**Do this**
What follows is a set of entries. Give them again exactly, without the pictures.
━━━━━ Records for this exercise ━━━━━
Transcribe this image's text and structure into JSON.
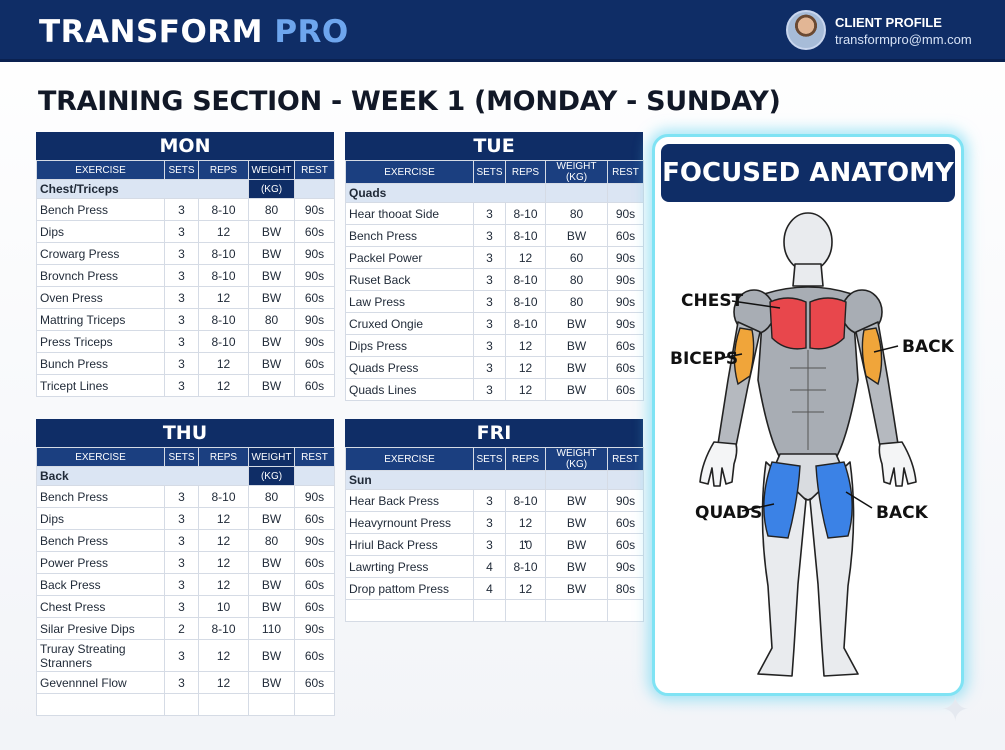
{
  "header": {
    "brand_main": "TRANSFORM",
    "brand_accent": "PRO",
    "profile_label": "CLIENT PROFILE",
    "profile_email": "transformpro@mm.com"
  },
  "page_title": "TRAINING SECTION - WEEK 1 (MONDAY - SUNDAY)",
  "columns": {
    "exercise": "EXERCISE",
    "sets": "SETS",
    "reps": "REPS",
    "weight": "WEIGHT",
    "weight_unit": "(KG)",
    "weight_full": "WEIGHT (KG)",
    "rest": "REST"
  },
  "days": {
    "mon": {
      "name": "MON",
      "group": "Chest/Triceps",
      "rows": [
        {
          "exercise": "Bench Press",
          "sets": "3",
          "reps": "8-10",
          "weight": "80",
          "rest": "90s"
        },
        {
          "exercise": "Dips",
          "sets": "3",
          "reps": "12",
          "weight": "BW",
          "rest": "60s"
        },
        {
          "exercise": "Crowarg Press",
          "sets": "3",
          "reps": "8-10",
          "weight": "BW",
          "rest": "90s"
        },
        {
          "exercise": "Brovnch Press",
          "sets": "3",
          "reps": "8-10",
          "weight": "BW",
          "rest": "90s"
        },
        {
          "exercise": "Oven Press",
          "sets": "3",
          "reps": "12",
          "weight": "BW",
          "rest": "60s"
        },
        {
          "exercise": "Mattring Triceps",
          "sets": "3",
          "reps": "8-10",
          "weight": "80",
          "rest": "90s"
        },
        {
          "exercise": "Press Triceps",
          "sets": "3",
          "reps": "8-10",
          "weight": "BW",
          "rest": "90s"
        },
        {
          "exercise": "Bunch Press",
          "sets": "3",
          "reps": "12",
          "weight": "BW",
          "rest": "60s"
        },
        {
          "exercise": "Tricept Lines",
          "sets": "3",
          "reps": "12",
          "weight": "BW",
          "rest": "60s"
        }
      ]
    },
    "tue": {
      "name": "TUE",
      "group": "Quads",
      "rows": [
        {
          "exercise": "Hear thooat Side",
          "sets": "3",
          "reps": "8-10",
          "weight": "80",
          "rest": "90s"
        },
        {
          "exercise": "Bench Press",
          "sets": "3",
          "reps": "8-10",
          "weight": "BW",
          "rest": "60s"
        },
        {
          "exercise": "Packel Power",
          "sets": "3",
          "reps": "12",
          "weight": "60",
          "rest": "90s"
        },
        {
          "exercise": "Ruset Back",
          "sets": "3",
          "reps": "8-10",
          "weight": "80",
          "rest": "90s"
        },
        {
          "exercise": "Law Press",
          "sets": "3",
          "reps": "8-10",
          "weight": "80",
          "rest": "90s"
        },
        {
          "exercise": "Cruxed Ongie",
          "sets": "3",
          "reps": "8-10",
          "weight": "BW",
          "rest": "90s"
        },
        {
          "exercise": "Dips Press",
          "sets": "3",
          "reps": "12",
          "weight": "BW",
          "rest": "60s"
        },
        {
          "exercise": "Quads Press",
          "sets": "3",
          "reps": "12",
          "weight": "BW",
          "rest": "60s"
        },
        {
          "exercise": "Quads Lines",
          "sets": "3",
          "reps": "12",
          "weight": "BW",
          "rest": "60s"
        }
      ]
    },
    "thu": {
      "name": "THU",
      "group": "Back",
      "rows": [
        {
          "exercise": "Bench Press",
          "sets": "3",
          "reps": "8-10",
          "weight": "80",
          "rest": "90s"
        },
        {
          "exercise": "Dips",
          "sets": "3",
          "reps": "12",
          "weight": "BW",
          "rest": "60s"
        },
        {
          "exercise": "Bench Press",
          "sets": "3",
          "reps": "12",
          "weight": "80",
          "rest": "90s"
        },
        {
          "exercise": "Power Press",
          "sets": "3",
          "reps": "12",
          "weight": "BW",
          "rest": "60s"
        },
        {
          "exercise": "Back Press",
          "sets": "3",
          "reps": "12",
          "weight": "BW",
          "rest": "60s"
        },
        {
          "exercise": "Chest Press",
          "sets": "3",
          "reps": "10",
          "weight": "BW",
          "rest": "60s"
        },
        {
          "exercise": "Silar Presive Dips",
          "sets": "2",
          "reps": "8-10",
          "weight": "110",
          "rest": "90s"
        },
        {
          "exercise": "Truray Streating Stranners",
          "sets": "3",
          "reps": "12",
          "weight": "BW",
          "rest": "60s"
        },
        {
          "exercise": "Gevennnel Flow",
          "sets": "3",
          "reps": "12",
          "weight": "BW",
          "rest": "60s"
        }
      ]
    },
    "fri": {
      "name": "FRI",
      "group": "Sun",
      "rows": [
        {
          "exercise": "Hear Back Press",
          "sets": "3",
          "reps": "8-10",
          "weight": "BW",
          "rest": "90s"
        },
        {
          "exercise": "Heavyrnount Press",
          "sets": "3",
          "reps": "12",
          "weight": "BW",
          "rest": "60s"
        },
        {
          "exercise": "Hriul Back Press",
          "sets": "3",
          "reps": "1̄̒0",
          "weight": "BW",
          "rest": "60s"
        },
        {
          "exercise": "Lawrting Press",
          "sets": "4",
          "reps": "8-10",
          "weight": "BW",
          "rest": "90s"
        },
        {
          "exercise": "Drop pattom Press",
          "sets": "4",
          "reps": "12",
          "weight": "BW",
          "rest": "80s"
        }
      ]
    }
  },
  "anatomy": {
    "title": "FOCUSED ANATOMY",
    "labels": {
      "chest": "CHEST",
      "biceps": "BICEPS",
      "back_upper": "BACK",
      "quads": "QUADS",
      "back_lower": "BACK"
    },
    "colors": {
      "chest": "#e8474c",
      "biceps": "#f0a53a",
      "quads": "#3b82e6"
    }
  }
}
━━━━━
**Exercise response**
Transcribe this image's text and structure into JSON.
{
  "header": {
    "brand_main": "TRANSFORM",
    "brand_accent": "PRO",
    "profile_label": "CLIENT PROFILE",
    "profile_email": "transformpro@mm.com"
  },
  "page_title": "TRAINING SECTION - WEEK 1 (MONDAY - SUNDAY)",
  "columns": {
    "exercise": "EXERCISE",
    "sets": "SETS",
    "reps": "REPS",
    "weight": "WEIGHT",
    "weight_unit": "(KG)",
    "weight_full": "WEIGHT (KG)",
    "rest": "REST"
  },
  "days": {
    "mon": {
      "name": "MON",
      "group": "Chest/Triceps",
      "rows": [
        {
          "exercise": "Bench Press",
          "sets": "3",
          "reps": "8-10",
          "weight": "80",
          "rest": "90s"
        },
        {
          "exercise": "Dips",
          "sets": "3",
          "reps": "12",
          "weight": "BW",
          "rest": "60s"
        },
        {
          "exercise": "Crowarg Press",
          "sets": "3",
          "reps": "8-10",
          "weight": "BW",
          "rest": "90s"
        },
        {
          "exercise": "Brovnch Press",
          "sets": "3",
          "reps": "8-10",
          "weight": "BW",
          "rest": "90s"
        },
        {
          "exercise": "Oven Press",
          "sets": "3",
          "reps": "12",
          "weight": "BW",
          "rest": "60s"
        },
        {
          "exercise": "Mattring Triceps",
          "sets": "3",
          "reps": "8-10",
          "weight": "80",
          "rest": "90s"
        },
        {
          "exercise": "Press Triceps",
          "sets": "3",
          "reps": "8-10",
          "weight": "BW",
          "rest": "90s"
        },
        {
          "exercise": "Bunch Press",
          "sets": "3",
          "reps": "12",
          "weight": "BW",
          "rest": "60s"
        },
        {
          "exercise": "Tricept Lines",
          "sets": "3",
          "reps": "12",
          "weight": "BW",
          "rest": "60s"
        }
      ]
    },
    "tue": {
      "name": "TUE",
      "group": "Quads",
      "rows": [
        {
          "exercise": "Hear thooat Side",
          "sets": "3",
          "reps": "8-10",
          "weight": "80",
          "rest": "90s"
        },
        {
          "exercise": "Bench Press",
          "sets": "3",
          "reps": "8-10",
          "weight": "BW",
          "rest": "60s"
        },
        {
          "exercise": "Packel Power",
          "sets": "3",
          "reps": "12",
          "weight": "60",
          "rest": "90s"
        },
        {
          "exercise": "Ruset Back",
          "sets": "3",
          "reps": "8-10",
          "weight": "80",
          "rest": "90s"
        },
        {
          "exercise": "Law Press",
          "sets": "3",
          "reps": "8-10",
          "weight": "80",
          "rest": "90s"
        },
        {
          "exercise": "Cruxed Ongie",
          "sets": "3",
          "reps": "8-10",
          "weight": "BW",
          "rest": "90s"
        },
        {
          "exercise": "Dips Press",
          "sets": "3",
          "reps": "12",
          "weight": "BW",
          "rest": "60s"
        },
        {
          "exercise": "Quads Press",
          "sets": "3",
          "reps": "12",
          "weight": "BW",
          "rest": "60s"
        },
        {
          "exercise": "Quads Lines",
          "sets": "3",
          "reps": "12",
          "weight": "BW",
          "rest": "60s"
        }
      ]
    },
    "thu": {
      "name": "THU",
      "group": "Back",
      "rows": [
        {
          "exercise": "Bench Press",
          "sets": "3",
          "reps": "8-10",
          "weight": "80",
          "rest": "90s"
        },
        {
          "exercise": "Dips",
          "sets": "3",
          "reps": "12",
          "weight": "BW",
          "rest": "60s"
        },
        {
          "exercise": "Bench Press",
          "sets": "3",
          "reps": "12",
          "weight": "80",
          "rest": "90s"
        },
        {
          "exercise": "Power Press",
          "sets": "3",
          "reps": "12",
          "weight": "BW",
          "rest": "60s"
        },
        {
          "exercise": "Back Press",
          "sets": "3",
          "reps": "12",
          "weight": "BW",
          "rest": "60s"
        },
        {
          "exercise": "Chest Press",
          "sets": "3",
          "reps": "10",
          "weight": "BW",
          "rest": "60s"
        },
        {
          "exercise": "Silar Presive Dips",
          "sets": "2",
          "reps": "8-10",
          "weight": "110",
          "rest": "90s"
        },
        {
          "exercise": "Truray Streating Stranners",
          "sets": "3",
          "reps": "12",
          "weight": "BW",
          "rest": "60s"
        },
        {
          "exercise": "Gevennnel Flow",
          "sets": "3",
          "reps": "12",
          "weight": "BW",
          "rest": "60s"
        }
      ]
    },
    "fri": {
      "name": "FRI",
      "group": "Sun",
      "rows": [
        {
          "exercise": "Hear Back Press",
          "sets": "3",
          "reps": "8-10",
          "weight": "BW",
          "rest": "90s"
        },
        {
          "exercise": "Heavyrnount Press",
          "sets": "3",
          "reps": "12",
          "weight": "BW",
          "rest": "60s"
        },
        {
          "exercise": "Hriul Back Press",
          "sets": "3",
          "reps": "1̄̒0",
          "weight": "BW",
          "rest": "60s"
        },
        {
          "exercise": "Lawrting Press",
          "sets": "4",
          "reps": "8-10",
          "weight": "BW",
          "rest": "90s"
        },
        {
          "exercise": "Drop pattom Press",
          "sets": "4",
          "reps": "12",
          "weight": "BW",
          "rest": "80s"
        }
      ]
    }
  },
  "anatomy": {
    "title": "FOCUSED ANATOMY",
    "labels": {
      "chest": "CHEST",
      "biceps": "BICEPS",
      "back_upper": "BACK",
      "quads": "QUADS",
      "back_lower": "BACK"
    },
    "colors": {
      "chest": "#e8474c",
      "biceps": "#f0a53a",
      "quads": "#3b82e6"
    }
  }
}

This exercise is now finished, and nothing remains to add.